§ What is expected
Across these entries, work out how many lines carry the string "density", and give only that number.

───── Provided records ─────

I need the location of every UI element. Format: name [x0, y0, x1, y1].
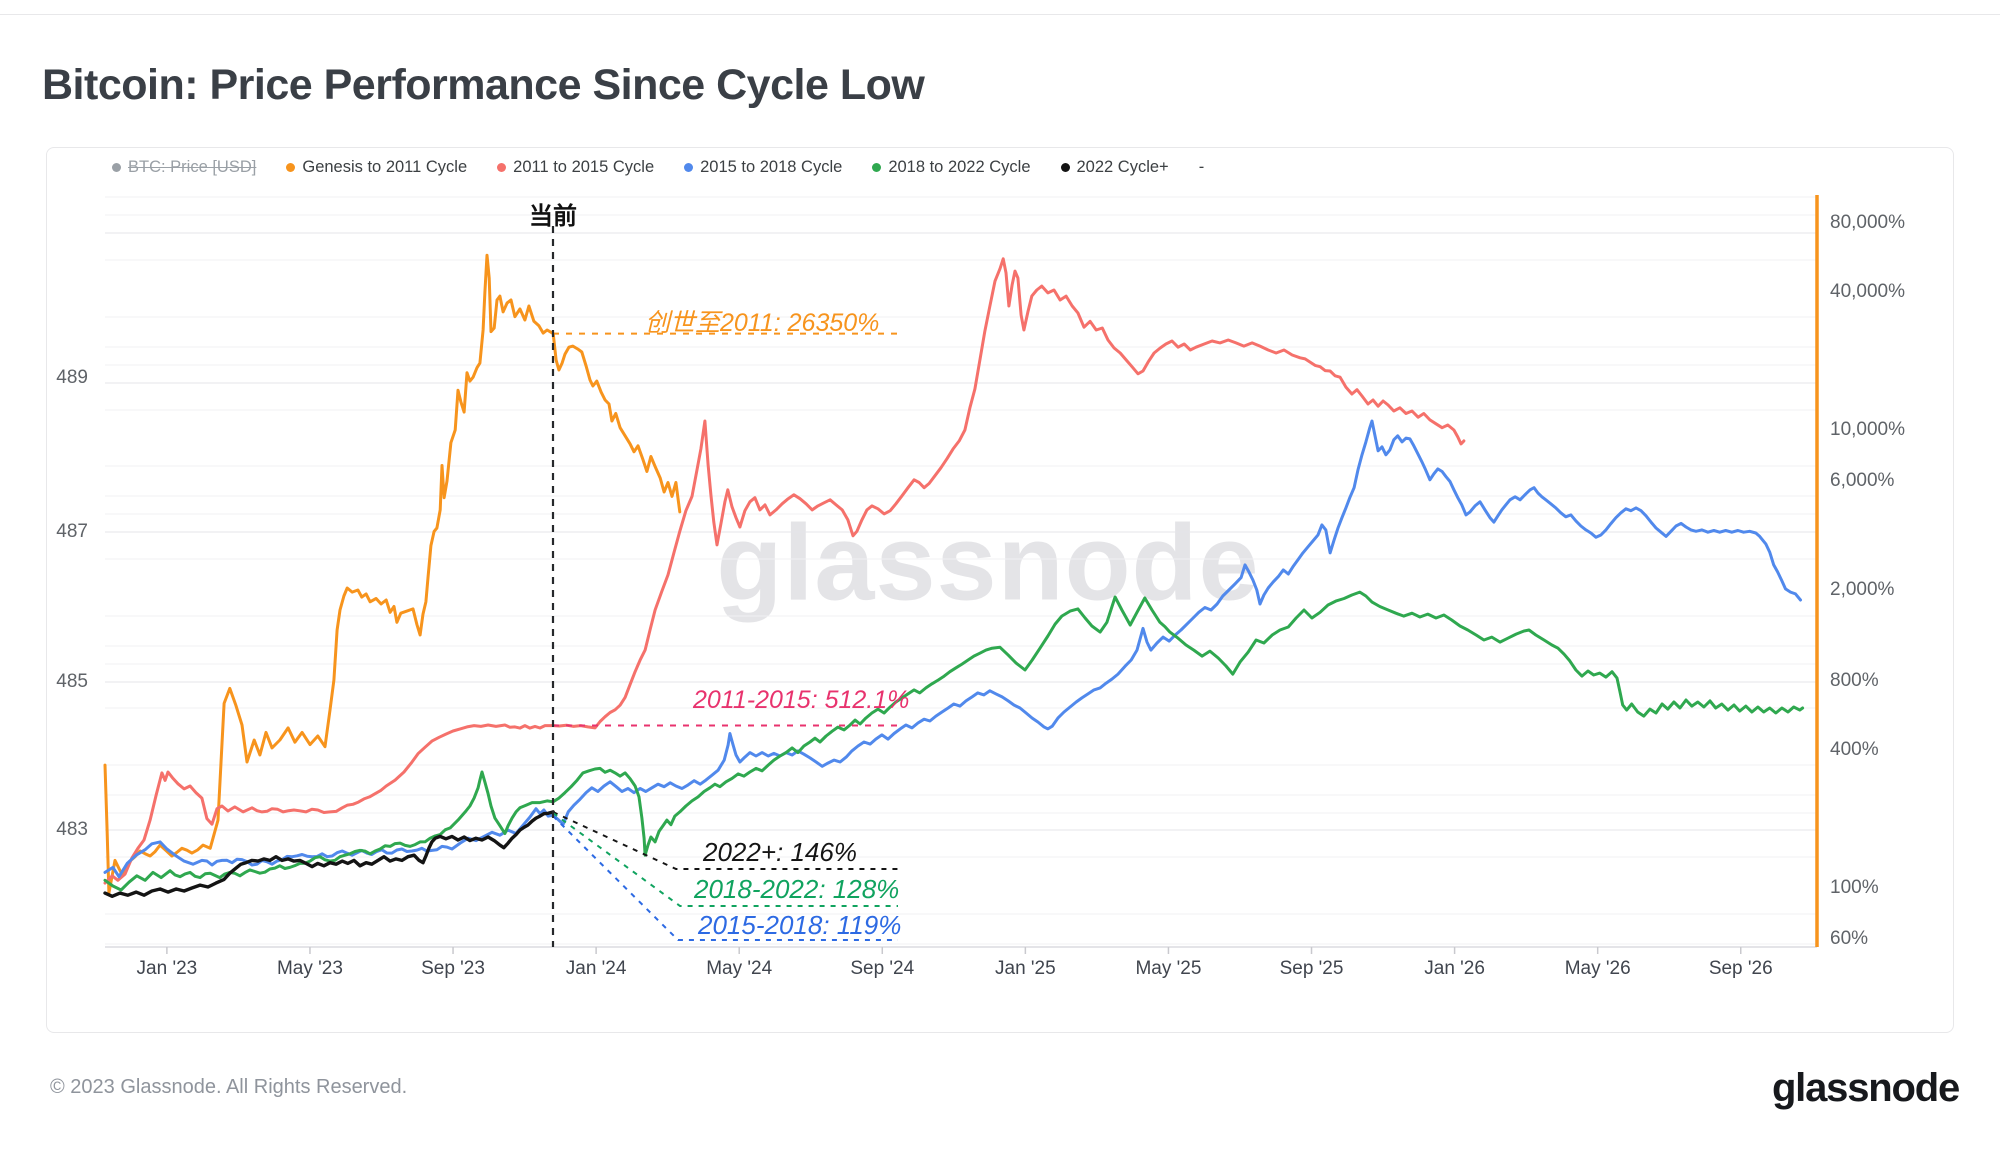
x-tick-label: Jan '26 — [1424, 958, 1485, 979]
glassnode-watermark: glassnode — [716, 501, 1260, 623]
legend-item-5[interactable]: 2022 Cycle+ — [1060, 158, 1169, 177]
y-right-tick-label: 6,000% — [1830, 469, 1895, 491]
y-right-tick-label: 10,000% — [1830, 419, 1906, 440]
y-right-tick-label: 100% — [1830, 877, 1879, 898]
legend-dot-icon — [872, 163, 882, 172]
legend-item-label: 2022 Cycle+ — [1076, 158, 1169, 176]
x-tick-label: May '23 — [276, 958, 343, 979]
y-right-tick-label: 400% — [1830, 739, 1879, 761]
x-tick-label: Jan '24 — [565, 958, 627, 979]
legend-item-label: - — [1198, 158, 1205, 176]
glassnode-logo: glassnode — [1771, 1066, 1960, 1110]
y-right-tick-label: 80,000% — [1830, 212, 1906, 234]
page-title: Bitcoin: Price Performance Since Cycle L… — [42, 60, 925, 109]
legend-item-label: Genesis to 2011 Cycle — [302, 158, 468, 176]
x-tick-label: Sep '25 — [1279, 958, 1344, 979]
y-right-tick-label: 800% — [1830, 670, 1879, 692]
annotation-text-c2022: 2022+: 146% — [703, 837, 857, 867]
legend-item-label: 2015 to 2018 Cycle — [700, 158, 843, 176]
legend-item-4[interactable]: 2018 to 2022 Cycle — [872, 158, 1031, 177]
annotation-text-c2011: 2011-2015: 512.1% — [693, 686, 910, 714]
x-tick-label: May '26 — [1564, 958, 1631, 979]
y-right-tick-label: 2,000% — [1830, 579, 1895, 601]
x-tick-label: May '25 — [1135, 958, 1202, 979]
y-left-tick-label: 483 — [56, 819, 88, 840]
legend-item-1[interactable]: Genesis to 2011 Cycle — [286, 158, 467, 177]
x-tick-label: Jan '23 — [136, 958, 198, 979]
chart-legend: BTC: Price [USD] Genesis to 2011 Cycle 201… — [112, 158, 1204, 177]
legend-item-3[interactable]: 2015 to 2018 Cycle — [684, 158, 842, 177]
x-tick-label: May '24 — [706, 958, 773, 979]
top-divider — [0, 14, 2000, 15]
legend-dot-icon — [684, 163, 694, 172]
annotation-text-c2015: 2015-2018: 119% — [698, 910, 902, 940]
legend-dot-icon — [1060, 163, 1070, 172]
legend-dot-icon — [286, 163, 296, 172]
annotation-text-genesis: 创世至2011: 26350% — [645, 309, 880, 337]
x-tick-label: Sep '24 — [850, 958, 915, 979]
legend-item-label: BTC: Price [USD] — [128, 158, 257, 176]
legend-item-0[interactable]: BTC: Price [USD] — [112, 158, 256, 177]
annotation-text-c2018: 2018-2022: 128% — [694, 874, 900, 904]
x-tick-label: Sep '23 — [421, 958, 485, 979]
x-tick-label: Jan '25 — [995, 958, 1056, 979]
x-tick-label: Sep '26 — [1708, 958, 1773, 979]
y-left-tick-label: 489 — [56, 367, 88, 388]
y-left-tick-label: 487 — [56, 521, 88, 542]
legend-item-label: 2018 to 2022 Cycle — [888, 158, 1031, 176]
legend-item-2[interactable]: 2011 to 2015 Cycle — [497, 158, 654, 177]
legend-item-dash[interactable]: - — [1199, 158, 1205, 177]
legend-dot-icon — [497, 163, 507, 172]
legend-dot-icon — [112, 163, 121, 172]
y-right-tick-label: 60% — [1830, 927, 1869, 949]
y-right-tick-label: 40,000% — [1830, 281, 1906, 303]
legend-item-label: 2011 to 2015 Cycle — [513, 158, 655, 176]
footer-copyright: © 2023 Glassnode. All Rights Reserved. — [50, 1076, 408, 1098]
y-left-tick-label: 485 — [56, 671, 88, 692]
current-marker-label: 当前 — [529, 203, 577, 230]
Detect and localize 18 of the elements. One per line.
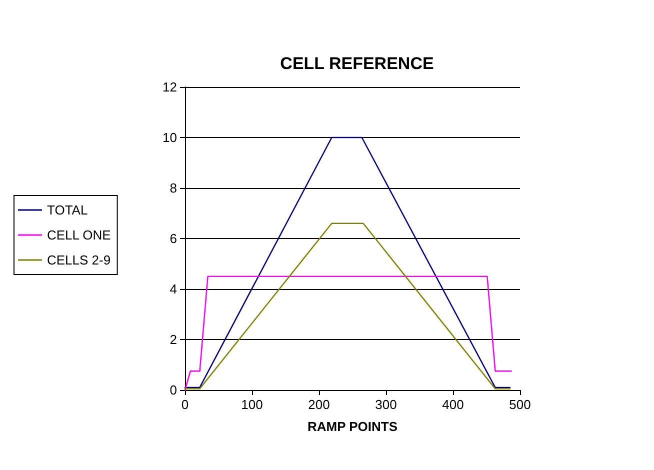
y-tick-label: 4 <box>170 282 177 296</box>
legend-label: TOTAL <box>47 202 88 218</box>
y-tick-label: 8 <box>170 180 177 196</box>
legend-label: CELLS 2-9 <box>47 252 111 268</box>
legend-label: CELL ONE <box>47 228 112 242</box>
y-tick-label: 10 <box>162 130 177 145</box>
y-tick-label: 12 <box>162 80 177 94</box>
y-tick-label: 0 <box>170 382 177 398</box>
y-tick-label: 2 <box>170 332 177 347</box>
x-tick-label: 0 <box>181 397 189 412</box>
x-axis-title: RAMP POINTS <box>307 419 398 434</box>
x-tick-label: 400 <box>442 397 464 412</box>
x-tick-label: 200 <box>308 397 330 412</box>
x-tick-label: 500 <box>509 397 531 412</box>
x-tick-label: 100 <box>241 397 263 412</box>
x-tick-label: 300 <box>375 397 397 412</box>
chart-title: CELL REFERENCE <box>280 54 434 73</box>
y-tick-label: 6 <box>170 231 177 246</box>
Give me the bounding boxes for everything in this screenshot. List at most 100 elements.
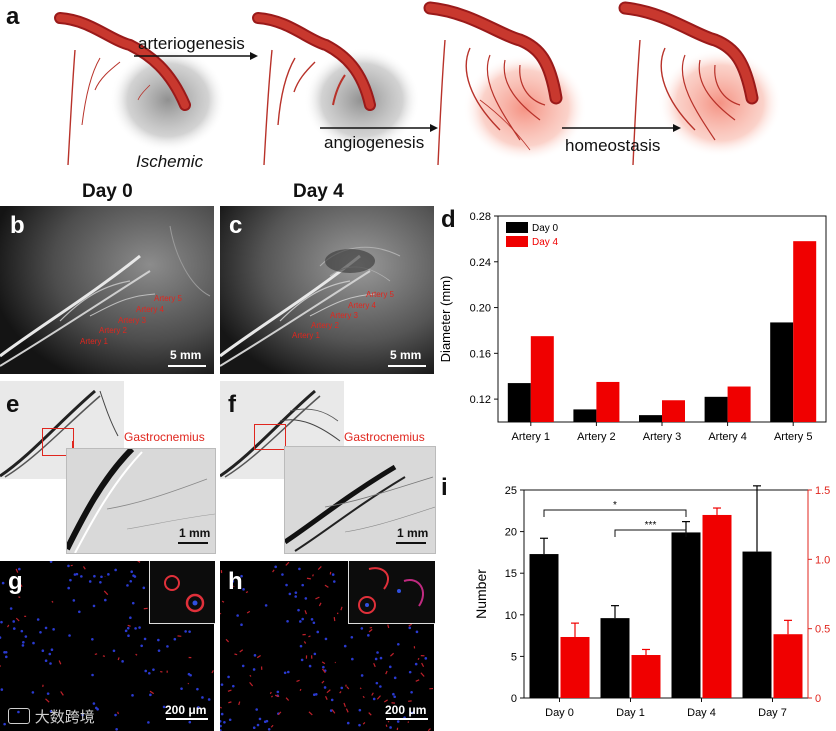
legend-swatch-d-1 (506, 236, 528, 247)
fluor-mark (415, 630, 419, 634)
scale-bar-f (396, 542, 426, 544)
legend-swatch-d-0 (506, 222, 528, 233)
ischemic-zone-2 (304, 48, 420, 152)
fluor-mark (21, 644, 25, 647)
fluor-mark (252, 726, 256, 730)
fluor-mark (48, 652, 52, 656)
fluor-mark (137, 561, 141, 563)
fluor-mark (323, 686, 327, 689)
fluor-mark (408, 626, 412, 630)
fluor-mark (385, 724, 388, 728)
fluor-mark (321, 680, 325, 684)
fluor-mark (117, 657, 120, 661)
fluor-mark (228, 718, 232, 722)
xtick-label-i-0: Day 0 (545, 707, 574, 719)
artery-label-c-2: Artery 2 (311, 321, 340, 330)
panel-label-a: a (6, 3, 20, 30)
gastrocnemius-label-f: Gastrocnemius (344, 430, 425, 444)
xtick-label-i-3: Day 7 (758, 707, 787, 719)
fluor-mark (298, 567, 301, 571)
label-homeostasis: homeostasis (565, 136, 661, 155)
label-angiogenesis: angiogenesis (324, 133, 425, 152)
fluor-mark (372, 697, 376, 701)
fluor-mark (339, 691, 342, 694)
fluor-mark (245, 591, 249, 594)
fluor-mark (9, 607, 13, 610)
ytick-label-d-2: 0.20 (470, 303, 491, 315)
xtick-label-i-1: Day 1 (616, 707, 645, 719)
fluor-mark (149, 690, 155, 695)
fluor-mark (258, 717, 262, 721)
artery-label-b-1: Artery 1 (80, 337, 109, 346)
fluor-mark (410, 711, 414, 715)
fluor-mark (148, 671, 151, 675)
fluor-mark (32, 641, 35, 645)
fluor-mark (114, 568, 117, 572)
fluor-mark (346, 721, 350, 725)
fluor-mark (408, 623, 413, 627)
fluor-mark (221, 600, 225, 603)
fluor-mark (152, 668, 155, 671)
fluor-mark (17, 710, 20, 714)
fluor-mark (312, 574, 314, 577)
fluor-mark (276, 690, 280, 694)
fluor-mark (107, 573, 110, 576)
fluor-mark (220, 683, 224, 686)
fluor-mark (94, 706, 98, 710)
fluor-mark (67, 564, 70, 568)
fluor-mark (138, 626, 141, 629)
fluor-mark (100, 575, 103, 579)
fluor-mark (379, 685, 382, 688)
fluor-mark (124, 629, 128, 633)
fluor-mark (374, 657, 378, 661)
artery-label-b-5: Artery 5 (154, 294, 183, 303)
bar-d-day4-1 (596, 381, 620, 422)
fluor-mark (140, 644, 143, 648)
fluor-mark (296, 679, 300, 682)
fluor-mark (358, 708, 362, 712)
fluor-mark (241, 664, 245, 668)
fluor-mark (22, 640, 25, 644)
fluor-mark (80, 575, 83, 578)
fluor-mark (187, 672, 191, 676)
bar-i-number-3 (742, 551, 772, 698)
fluor-mark (420, 672, 425, 677)
sig-bracket-i-1 (614, 529, 687, 537)
fluor-mark (231, 580, 235, 583)
fluor-mark (103, 590, 109, 596)
bar-i-density-2 (702, 514, 732, 698)
bar-d-day0-2 (639, 415, 662, 422)
fluor-mark (299, 688, 302, 692)
fluor-mark (67, 586, 70, 590)
fluor-mark (333, 580, 336, 583)
fluor-mark (18, 596, 21, 599)
fluor-mark (131, 601, 135, 605)
fluor-mark (304, 597, 308, 600)
fluor-mark (147, 721, 150, 724)
fluor-mark (321, 668, 326, 674)
panel-label-h: h (228, 568, 243, 595)
watermark: 大数跨境 (8, 706, 95, 727)
fluor-mark (0, 620, 3, 624)
fluor-mark (58, 660, 62, 665)
fluor-mark (417, 657, 420, 660)
fluor-mark (294, 591, 298, 594)
bar-i-density-0 (560, 636, 590, 698)
fluor-mark (15, 617, 20, 622)
fluor-mark (324, 584, 329, 588)
bar-i-number-0 (529, 554, 559, 698)
fluor-mark (351, 657, 354, 661)
fluor-mark (314, 693, 318, 696)
label-ischemic: Ischemic (136, 152, 204, 171)
fluor-mark (12, 620, 16, 623)
fluor-mark (368, 628, 373, 633)
fluor-mark (133, 575, 137, 578)
panel-label-b: b (10, 212, 25, 239)
fluor-mark (211, 670, 214, 674)
sig-bracket-i-0 (543, 509, 687, 517)
fluor-mark (318, 602, 322, 607)
fluor-mark (383, 699, 388, 703)
fluor-mark (49, 561, 53, 563)
bar-d-day0-3 (704, 396, 728, 422)
ytick-label-d-0: 0.12 (470, 394, 491, 406)
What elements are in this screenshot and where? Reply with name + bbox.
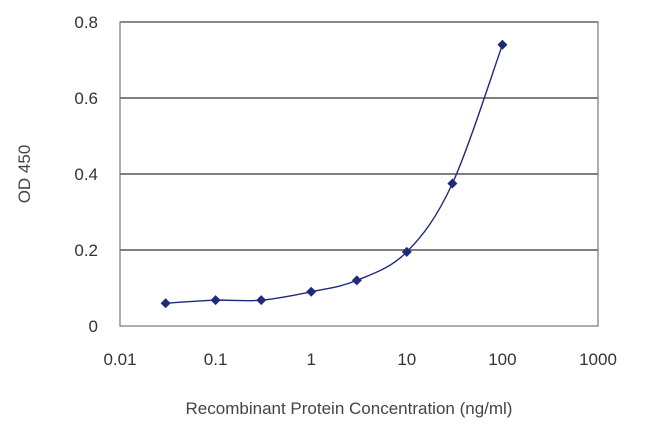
- data-point-1: [210, 295, 221, 306]
- data-point-6: [447, 178, 458, 189]
- y-tick-labels: 0 0.2 0.4 0.6 0.8: [74, 13, 98, 336]
- y-axis-title: OD 450: [15, 145, 34, 204]
- plot-area: [119, 21, 599, 327]
- data-point-3: [306, 286, 317, 297]
- x-axis-title: Recombinant Protein Concentration (ng/ml…: [186, 399, 513, 418]
- x-tick-label: 10: [397, 350, 416, 369]
- data-point-0: [160, 298, 171, 309]
- data-point-2: [256, 295, 267, 306]
- x-tick-label: 0.01: [103, 350, 136, 369]
- y-tick-label: 0.4: [74, 165, 98, 184]
- x-tick-labels: 0.01 0.1 1 10 100 1000: [103, 350, 616, 369]
- data-point-7: [497, 39, 508, 50]
- data-markers: [160, 39, 508, 309]
- y-tick-label: 0: [89, 317, 98, 336]
- y-tick-label: 0.6: [74, 89, 98, 108]
- y-tick-label: 0.2: [74, 241, 98, 260]
- x-tick-label: 0.1: [204, 350, 228, 369]
- x-tick-label: 100: [488, 350, 516, 369]
- data-point-4: [351, 275, 362, 286]
- y-tick-label: 0.8: [74, 13, 98, 32]
- x-tick-label: 1000: [579, 350, 617, 369]
- x-tick-label: 1: [306, 350, 315, 369]
- data-point-5: [401, 246, 412, 257]
- grid-lines: [120, 21, 598, 251]
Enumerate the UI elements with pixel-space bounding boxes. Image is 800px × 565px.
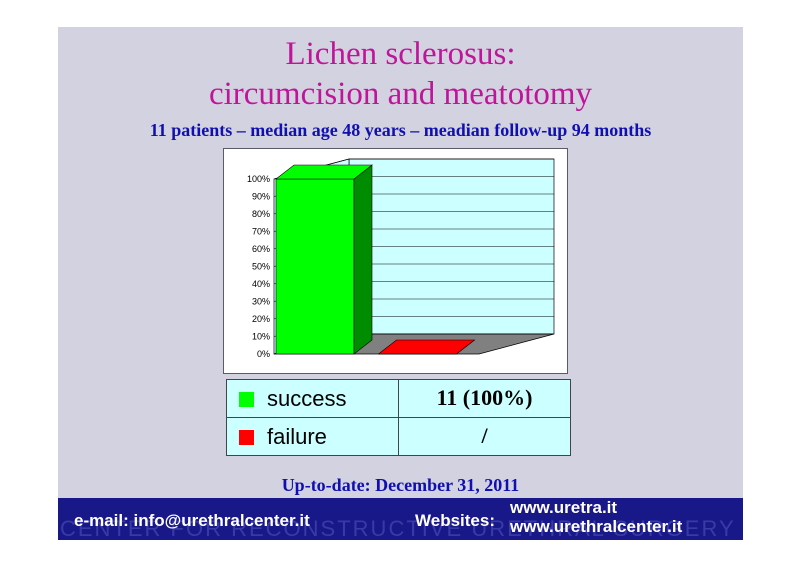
y-tick-label: 60%	[252, 244, 270, 254]
y-tick-label: 10%	[252, 332, 270, 342]
bar-failure-top	[377, 339, 476, 355]
failure-label: failure	[267, 424, 327, 449]
success-swatch	[239, 392, 254, 407]
y-tick-label: 50%	[252, 262, 270, 272]
bar-success-front	[275, 178, 355, 355]
slide: Lichen sclerosus: circumcision and meato…	[58, 27, 743, 540]
footer-email[interactable]: e-mail: info@urethralcenter.it	[74, 511, 310, 530]
y-tick-label: 100%	[247, 174, 270, 184]
chart-frame: 0% 10% 20% 30% 40% 50% 60% 70% 80% 90% 100%	[223, 148, 568, 374]
y-tick-label: 80%	[252, 209, 270, 219]
subtitle: 11 patients – median age 48 years – mead…	[149, 120, 652, 140]
failure-value: /	[481, 423, 488, 448]
footer-websites-label: Websites:	[415, 511, 495, 530]
table-row-success: success 11 (100%)	[227, 380, 570, 418]
title-line-1: Lichen sclerosus:	[285, 36, 516, 72]
y-tick-label: 20%	[252, 314, 270, 324]
legend-table: success 11 (100%) failure /	[226, 379, 571, 456]
footer-watermark: CENTER FOR RECONSTRUCTIVE URETHRAL SURGE…	[60, 516, 736, 540]
bar-chart: 0% 10% 20% 30% 40% 50% 60% 70% 80% 90% 100%	[247, 158, 555, 359]
y-tick-label: 40%	[252, 279, 270, 289]
y-tick-label: 90%	[252, 192, 270, 202]
success-label: success	[267, 386, 347, 411]
table-row-failure: failure /	[227, 418, 570, 455]
title-line-2: circumcision and meatotomy	[208, 76, 593, 112]
y-tick-label: 70%	[252, 227, 270, 237]
success-value: 11 (100%)	[436, 385, 533, 410]
failure-swatch	[239, 430, 254, 445]
y-tick-label: 30%	[252, 297, 270, 307]
footer-site-link-1[interactable]: www.uretra.it	[510, 498, 618, 517]
bar-success-side	[353, 164, 373, 355]
footer-site-link-2[interactable]: www.urethralcenter.it	[510, 517, 683, 536]
y-tick-label: 0%	[257, 349, 270, 359]
bar-success-top	[275, 164, 373, 180]
footer-bar: CENTER FOR RECONSTRUCTIVE URETHRAL SURGE…	[58, 498, 743, 540]
update-note: Up-to-date: December 31, 2011	[281, 475, 520, 495]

─────

§ Task response
2